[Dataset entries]
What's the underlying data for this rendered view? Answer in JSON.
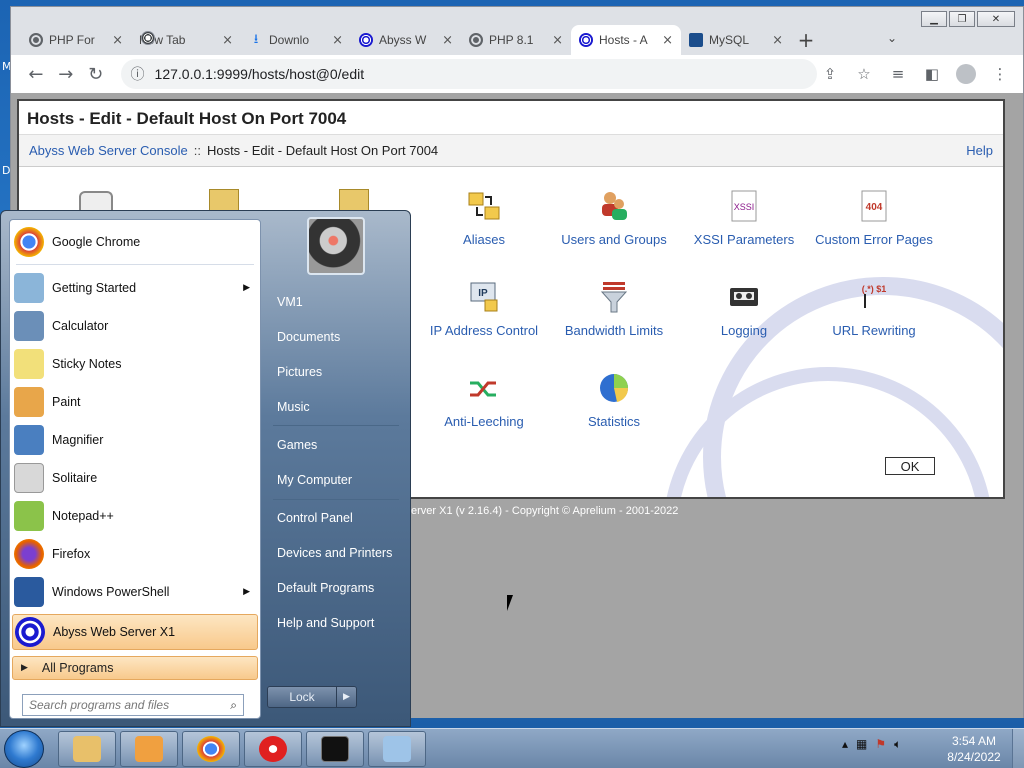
{
  "desktop": {
    "letters": [
      "M",
      "D"
    ]
  },
  "browser": {
    "tabs": [
      {
        "label": "PHP For",
        "icon": "php-icon"
      },
      {
        "label": "New Tab",
        "icon": "chrome-icon"
      },
      {
        "label": "Downlo",
        "icon": "download-icon"
      },
      {
        "label": "Abyss W",
        "icon": "abyss-icon"
      },
      {
        "label": "PHP 8.1",
        "icon": "php-icon"
      },
      {
        "label": "Hosts - A",
        "icon": "abyss-icon",
        "active": true
      },
      {
        "label": "MySQL",
        "icon": "mysql-icon"
      }
    ],
    "tab_close": "×",
    "new_tab": "+",
    "url": "127.0.0.1:9999/hosts/host@0/edit"
  },
  "console": {
    "title": "Hosts - Edit - Default Host On Port 7004",
    "breadcrumb_link": "Abyss Web Server Console",
    "breadcrumb_sep": "::",
    "breadcrumb_current": "Hosts - Edit - Default Host On Port 7004",
    "help": "Help",
    "items": [
      {
        "label": "Aliases",
        "icon": "aliases-icon"
      },
      {
        "label": "Users and Groups",
        "icon": "users-groups-icon"
      },
      {
        "label": "XSSI Parameters",
        "icon": "xssi-icon",
        "icon_text": "XSSI"
      },
      {
        "label": "Custom Error Pages",
        "icon": "error-page-icon",
        "icon_text": "404"
      },
      {
        "label": "IP Address Control",
        "icon": "ip-control-icon",
        "icon_text": "IP"
      },
      {
        "label": "Bandwidth Limits",
        "icon": "bandwidth-icon"
      },
      {
        "label": "Logging",
        "icon": "logging-icon"
      },
      {
        "label": "URL Rewriting",
        "icon": "url-rewrite-icon",
        "icon_text": "(.*) $1"
      },
      {
        "label": "Anti-Leeching",
        "icon": "anti-leech-icon"
      },
      {
        "label": "Statistics",
        "icon": "statistics-icon"
      }
    ],
    "ok": "OK",
    "footer": "erver X1 (v 2.16.4) - Copyright © Aprelium - 2001-2022"
  },
  "start_menu": {
    "programs": [
      {
        "label": "Google Chrome",
        "icon": "chrome-icon",
        "color": "#4285f4"
      },
      {
        "label": "Getting Started",
        "icon": "getting-started-icon",
        "color": "#8bb5d9",
        "submenu": true
      },
      {
        "label": "Calculator",
        "icon": "calculator-icon",
        "color": "#6b8fb8"
      },
      {
        "label": "Sticky Notes",
        "icon": "sticky-notes-icon",
        "color": "#f2e07a"
      },
      {
        "label": "Paint",
        "icon": "paint-icon",
        "color": "#e8a64a"
      },
      {
        "label": "Magnifier",
        "icon": "magnifier-icon",
        "color": "#4a7fc0"
      },
      {
        "label": "Solitaire",
        "icon": "solitaire-icon",
        "color": "#d8d8d8"
      },
      {
        "label": "Notepad++",
        "icon": "notepadpp-icon",
        "color": "#8bc34a"
      },
      {
        "label": "Firefox",
        "icon": "firefox-icon",
        "color": "#e66000"
      },
      {
        "label": "Windows PowerShell",
        "icon": "powershell-icon",
        "color": "#2a5a9e",
        "submenu": true
      },
      {
        "label": "Abyss Web Server X1",
        "icon": "abyss-icon",
        "color": "#1a1ad0",
        "highlight": true
      }
    ],
    "all_programs": "All Programs",
    "search_placeholder": "Search programs and files",
    "right_links": [
      "VM1",
      "Documents",
      "Pictures",
      "Music",
      "Games",
      "My Computer",
      "Control Panel",
      "Devices and Printers",
      "Default Programs",
      "Help and Support"
    ],
    "lock": "Lock"
  },
  "taskbar": {
    "tasks": [
      {
        "name": "explorer-icon",
        "color": "#e8c06a"
      },
      {
        "name": "media-player-icon",
        "color": "#f0a040"
      },
      {
        "name": "chrome-icon",
        "color": "#4285f4"
      },
      {
        "name": "youtube-music-icon",
        "color": "#e02020"
      },
      {
        "name": "cmd-icon",
        "color": "#111111"
      },
      {
        "name": "notepad-icon",
        "color": "#9ec4e8"
      }
    ],
    "time": "3:54 AM",
    "date": "8/24/2022"
  }
}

> **DIRECTIONS FOR THIS TASK**
Each entry should be repeated exactly as it appears; the pictures stay out.

> **EXERCISE OUTPUT**
What's the underlying data for this rendered view? Answer in JSON.
{
  "desktop": {
    "letters": [
      "M",
      "D"
    ]
  },
  "browser": {
    "tabs": [
      {
        "label": "PHP For",
        "icon": "php-icon"
      },
      {
        "label": "New Tab",
        "icon": "chrome-icon"
      },
      {
        "label": "Downlo",
        "icon": "download-icon"
      },
      {
        "label": "Abyss W",
        "icon": "abyss-icon"
      },
      {
        "label": "PHP 8.1",
        "icon": "php-icon"
      },
      {
        "label": "Hosts - A",
        "icon": "abyss-icon",
        "active": true
      },
      {
        "label": "MySQL",
        "icon": "mysql-icon"
      }
    ],
    "tab_close": "×",
    "new_tab": "+",
    "url": "127.0.0.1:9999/hosts/host@0/edit"
  },
  "console": {
    "title": "Hosts - Edit - Default Host On Port 7004",
    "breadcrumb_link": "Abyss Web Server Console",
    "breadcrumb_sep": "::",
    "breadcrumb_current": "Hosts - Edit - Default Host On Port 7004",
    "help": "Help",
    "items": [
      {
        "label": "Aliases",
        "icon": "aliases-icon"
      },
      {
        "label": "Users and Groups",
        "icon": "users-groups-icon"
      },
      {
        "label": "XSSI Parameters",
        "icon": "xssi-icon",
        "icon_text": "XSSI"
      },
      {
        "label": "Custom Error Pages",
        "icon": "error-page-icon",
        "icon_text": "404"
      },
      {
        "label": "IP Address Control",
        "icon": "ip-control-icon",
        "icon_text": "IP"
      },
      {
        "label": "Bandwidth Limits",
        "icon": "bandwidth-icon"
      },
      {
        "label": "Logging",
        "icon": "logging-icon"
      },
      {
        "label": "URL Rewriting",
        "icon": "url-rewrite-icon",
        "icon_text": "(.*) $1"
      },
      {
        "label": "Anti-Leeching",
        "icon": "anti-leech-icon"
      },
      {
        "label": "Statistics",
        "icon": "statistics-icon"
      }
    ],
    "ok": "OK",
    "footer": "erver X1 (v 2.16.4) - Copyright © Aprelium - 2001-2022"
  },
  "start_menu": {
    "programs": [
      {
        "label": "Google Chrome",
        "icon": "chrome-icon",
        "color": "#4285f4"
      },
      {
        "label": "Getting Started",
        "icon": "getting-started-icon",
        "color": "#8bb5d9",
        "submenu": true
      },
      {
        "label": "Calculator",
        "icon": "calculator-icon",
        "color": "#6b8fb8"
      },
      {
        "label": "Sticky Notes",
        "icon": "sticky-notes-icon",
        "color": "#f2e07a"
      },
      {
        "label": "Paint",
        "icon": "paint-icon",
        "color": "#e8a64a"
      },
      {
        "label": "Magnifier",
        "icon": "magnifier-icon",
        "color": "#4a7fc0"
      },
      {
        "label": "Solitaire",
        "icon": "solitaire-icon",
        "color": "#d8d8d8"
      },
      {
        "label": "Notepad++",
        "icon": "notepadpp-icon",
        "color": "#8bc34a"
      },
      {
        "label": "Firefox",
        "icon": "firefox-icon",
        "color": "#e66000"
      },
      {
        "label": "Windows PowerShell",
        "icon": "powershell-icon",
        "color": "#2a5a9e",
        "submenu": true
      },
      {
        "label": "Abyss Web Server X1",
        "icon": "abyss-icon",
        "color": "#1a1ad0",
        "highlight": true
      }
    ],
    "all_programs": "All Programs",
    "search_placeholder": "Search programs and files",
    "right_links": [
      "VM1",
      "Documents",
      "Pictures",
      "Music",
      "Games",
      "My Computer",
      "Control Panel",
      "Devices and Printers",
      "Default Programs",
      "Help and Support"
    ],
    "lock": "Lock"
  },
  "taskbar": {
    "tasks": [
      {
        "name": "explorer-icon",
        "color": "#e8c06a"
      },
      {
        "name": "media-player-icon",
        "color": "#f0a040"
      },
      {
        "name": "chrome-icon",
        "color": "#4285f4"
      },
      {
        "name": "youtube-music-icon",
        "color": "#e02020"
      },
      {
        "name": "cmd-icon",
        "color": "#111111"
      },
      {
        "name": "notepad-icon",
        "color": "#9ec4e8"
      }
    ],
    "time": "3:54 AM",
    "date": "8/24/2022"
  }
}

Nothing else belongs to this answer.